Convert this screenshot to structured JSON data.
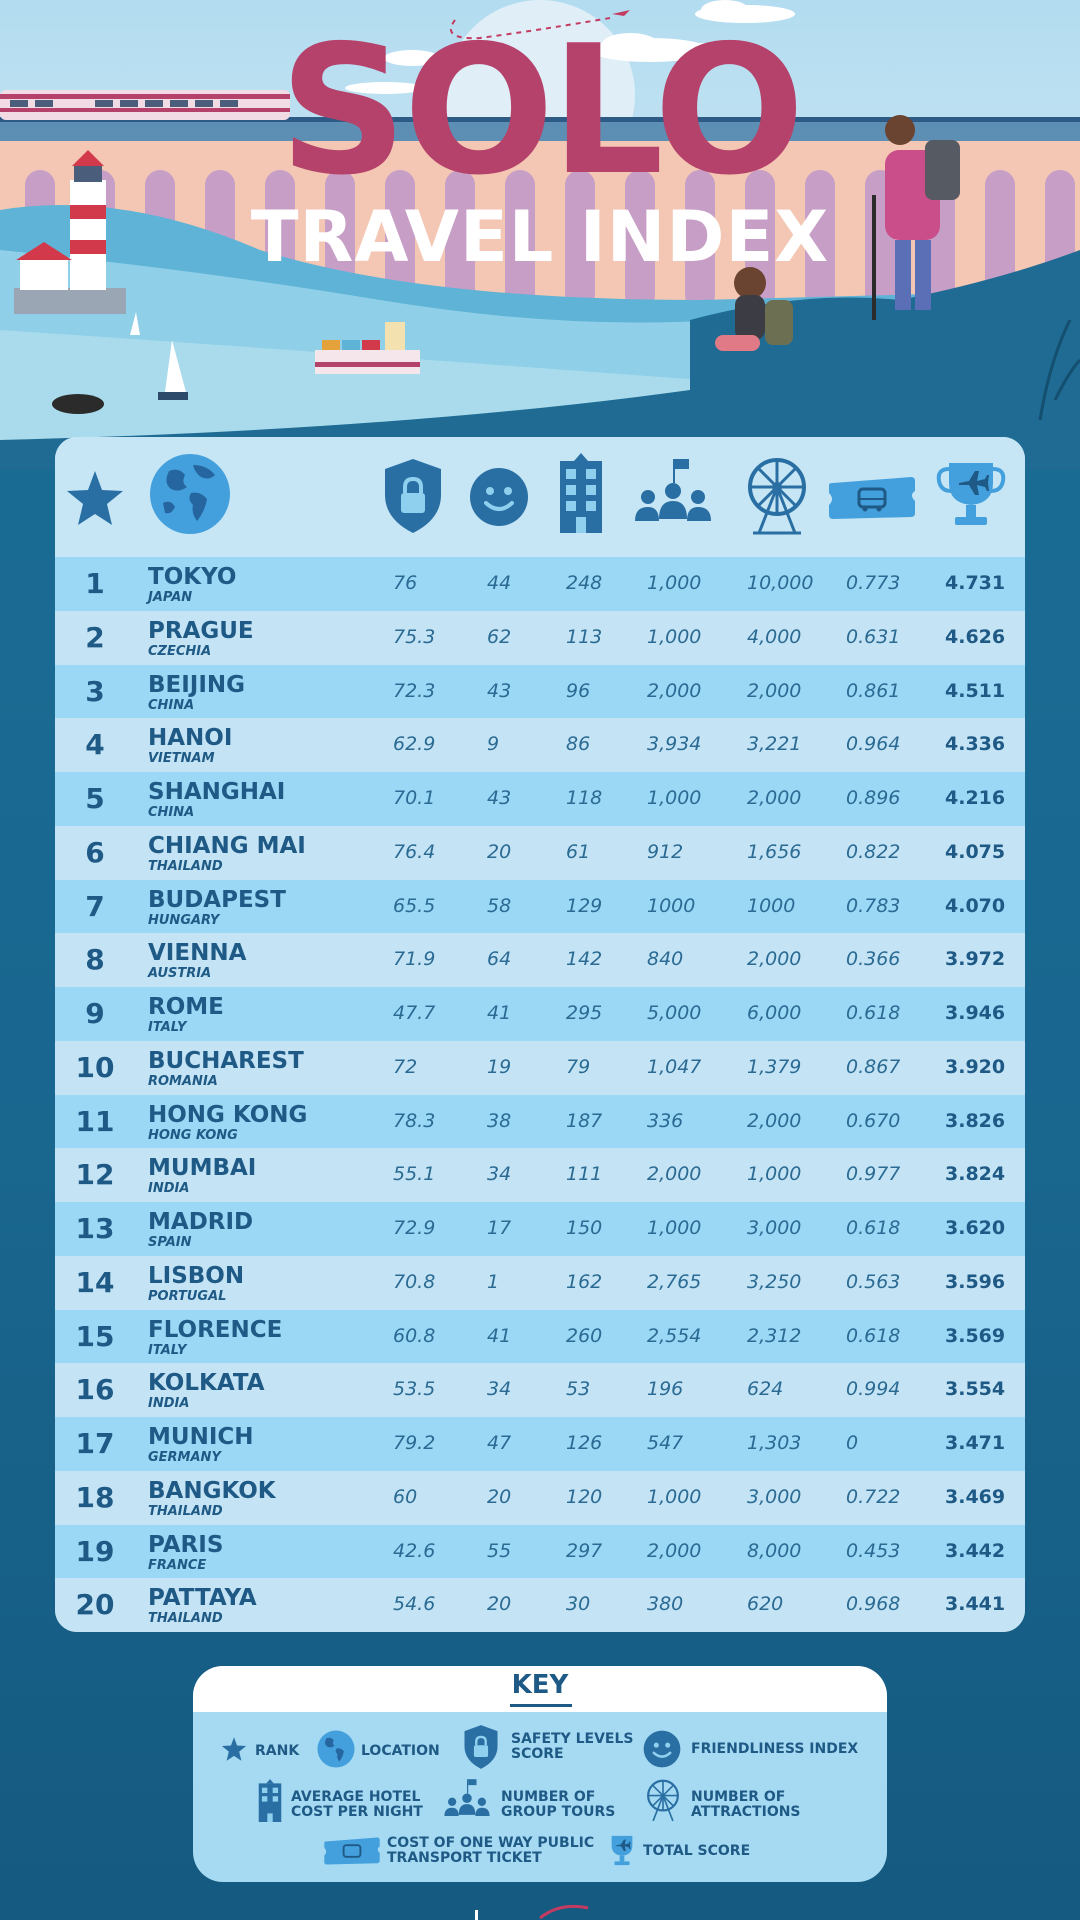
{
  "header": {
    "title_main": "SOLO",
    "title_sub": "TRAVEL INDEX"
  },
  "table": {
    "columns": [
      {
        "key": "rank",
        "icon": "star-icon"
      },
      {
        "key": "location",
        "icon": "globe-icon"
      },
      {
        "key": "safety",
        "icon": "shield-lock-icon"
      },
      {
        "key": "friendliness",
        "icon": "smiley-icon"
      },
      {
        "key": "hotel",
        "icon": "hotel-building-icon"
      },
      {
        "key": "tours",
        "icon": "group-tour-icon"
      },
      {
        "key": "attractions",
        "icon": "ferris-wheel-icon"
      },
      {
        "key": "ticket",
        "icon": "bus-ticket-icon"
      },
      {
        "key": "total",
        "icon": "trophy-plane-icon"
      }
    ],
    "rows": [
      {
        "rank": "1",
        "city": "TOKYO",
        "country": "JAPAN",
        "safety": "76",
        "friendliness": "44",
        "hotel": "248",
        "tours": "1,000",
        "attractions": "10,000",
        "ticket": "0.773",
        "total": "4.731"
      },
      {
        "rank": "2",
        "city": "PRAGUE",
        "country": "CZECHIA",
        "safety": "75.3",
        "friendliness": "62",
        "hotel": "113",
        "tours": "1,000",
        "attractions": "4,000",
        "ticket": "0.631",
        "total": "4.626"
      },
      {
        "rank": "3",
        "city": "BEIJING",
        "country": "CHINA",
        "safety": "72.3",
        "friendliness": "43",
        "hotel": "96",
        "tours": "2,000",
        "attractions": "2,000",
        "ticket": "0.861",
        "total": "4.511"
      },
      {
        "rank": "4",
        "city": "HANOI",
        "country": "VIETNAM",
        "safety": "62.9",
        "friendliness": "9",
        "hotel": "86",
        "tours": "3,934",
        "attractions": "3,221",
        "ticket": "0.964",
        "total": "4.336"
      },
      {
        "rank": "5",
        "city": "SHANGHAI",
        "country": "CHINA",
        "safety": "70.1",
        "friendliness": "43",
        "hotel": "118",
        "tours": "1,000",
        "attractions": "2,000",
        "ticket": "0.896",
        "total": "4.216"
      },
      {
        "rank": "6",
        "city": "CHIANG MAI",
        "country": "THAILAND",
        "safety": "76.4",
        "friendliness": "20",
        "hotel": "61",
        "tours": "912",
        "attractions": "1,656",
        "ticket": "0.822",
        "total": "4.075"
      },
      {
        "rank": "7",
        "city": "BUDAPEST",
        "country": "HUNGARY",
        "safety": "65.5",
        "friendliness": "58",
        "hotel": "129",
        "tours": "1000",
        "attractions": "1000",
        "ticket": "0.783",
        "total": "4.070"
      },
      {
        "rank": "8",
        "city": "VIENNA",
        "country": "AUSTRIA",
        "safety": "71.9",
        "friendliness": "64",
        "hotel": "142",
        "tours": "840",
        "attractions": "2,000",
        "ticket": "0.366",
        "total": "3.972"
      },
      {
        "rank": "9",
        "city": "ROME",
        "country": "ITALY",
        "safety": "47.7",
        "friendliness": "41",
        "hotel": "295",
        "tours": "5,000",
        "attractions": "6,000",
        "ticket": "0.618",
        "total": "3.946"
      },
      {
        "rank": "10",
        "city": "BUCHAREST",
        "country": "ROMANIA",
        "safety": "72",
        "friendliness": "19",
        "hotel": "79",
        "tours": "1,047",
        "attractions": "1,379",
        "ticket": "0.867",
        "total": "3.920"
      },
      {
        "rank": "11",
        "city": "HONG KONG",
        "country": "HONG KONG",
        "safety": "78.3",
        "friendliness": "38",
        "hotel": "187",
        "tours": "336",
        "attractions": "2,000",
        "ticket": "0.670",
        "total": "3.826"
      },
      {
        "rank": "12",
        "city": "MUMBAI",
        "country": "INDIA",
        "safety": "55.1",
        "friendliness": "34",
        "hotel": "111",
        "tours": "2,000",
        "attractions": "1,000",
        "ticket": "0.977",
        "total": "3.824"
      },
      {
        "rank": "13",
        "city": "MADRID",
        "country": "SPAIN",
        "safety": "72.9",
        "friendliness": "17",
        "hotel": "150",
        "tours": "1,000",
        "attractions": "3,000",
        "ticket": "0.618",
        "total": "3.620"
      },
      {
        "rank": "14",
        "city": "LISBON",
        "country": "PORTUGAL",
        "safety": "70.8",
        "friendliness": "1",
        "hotel": "162",
        "tours": "2,765",
        "attractions": "3,250",
        "ticket": "0.563",
        "total": "3.596"
      },
      {
        "rank": "15",
        "city": "FLORENCE",
        "country": "ITALY",
        "safety": "60.8",
        "friendliness": "41",
        "hotel": "260",
        "tours": "2,554",
        "attractions": "2,312",
        "ticket": "0.618",
        "total": "3.569"
      },
      {
        "rank": "16",
        "city": "KOLKATA",
        "country": "INDIA",
        "safety": "53.5",
        "friendliness": "34",
        "hotel": "53",
        "tours": "196",
        "attractions": "624",
        "ticket": "0.994",
        "total": "3.554"
      },
      {
        "rank": "17",
        "city": "MUNICH",
        "country": "GERMANY",
        "safety": "79.2",
        "friendliness": "47",
        "hotel": "126",
        "tours": "547",
        "attractions": "1,303",
        "ticket": "0",
        "total": "3.471"
      },
      {
        "rank": "18",
        "city": "BANGKOK",
        "country": "THAILAND",
        "safety": "60",
        "friendliness": "20",
        "hotel": "120",
        "tours": "1,000",
        "attractions": "3,000",
        "ticket": "0.722",
        "total": "3.469"
      },
      {
        "rank": "19",
        "city": "PARIS",
        "country": "FRANCE",
        "safety": "42.6",
        "friendliness": "55",
        "hotel": "297",
        "tours": "2,000",
        "attractions": "8,000",
        "ticket": "0.453",
        "total": "3.442"
      },
      {
        "rank": "20",
        "city": "PATTAYA",
        "country": "THAILAND",
        "safety": "54.6",
        "friendliness": "20",
        "hotel": "30",
        "tours": "380",
        "attractions": "620",
        "ticket": "0.968",
        "total": "3.441"
      }
    ]
  },
  "key": {
    "title": "KEY",
    "items": [
      {
        "icon": "star-icon",
        "label": "RANK"
      },
      {
        "icon": "globe-icon",
        "label": "LOCATION"
      },
      {
        "icon": "shield-lock-icon",
        "label": "SAFETY LEVELS\nSCORE"
      },
      {
        "icon": "smiley-icon",
        "label": "FRIENDLINESS INDEX"
      },
      {
        "icon": "hotel-building-icon",
        "label": "AVERAGE HOTEL\nCOST PER NIGHT"
      },
      {
        "icon": "group-tour-icon",
        "label": "NUMBER OF\nGROUP TOURS"
      },
      {
        "icon": "ferris-wheel-icon",
        "label": "NUMBER OF\nATTRACTIONS"
      },
      {
        "icon": "bus-ticket-icon",
        "label": "COST OF ONE WAY PUBLIC\nTRANSPORT TICKET"
      },
      {
        "icon": "trophy-plane-icon",
        "label": "TOTAL SCORE"
      }
    ]
  },
  "colors": {
    "page_bg": "#1a6f98",
    "title_pink": "#b5426a",
    "icon_blue": "#2a6fa3",
    "row_dark": "#9bd8f5",
    "row_light": "#c4e4f5",
    "text_navy": "#1e5a85"
  }
}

::::::::::

- [WHAT IS EXPECTED]:
Each line in the entries above that includes the string "NUMBER" should be extracted.

- [ANSWER FOR THIS EXERCISE]:
        "label": "NUMBER OF\nGROUP TOURS"
        "label": "NUMBER OF\nATTRACTIONS"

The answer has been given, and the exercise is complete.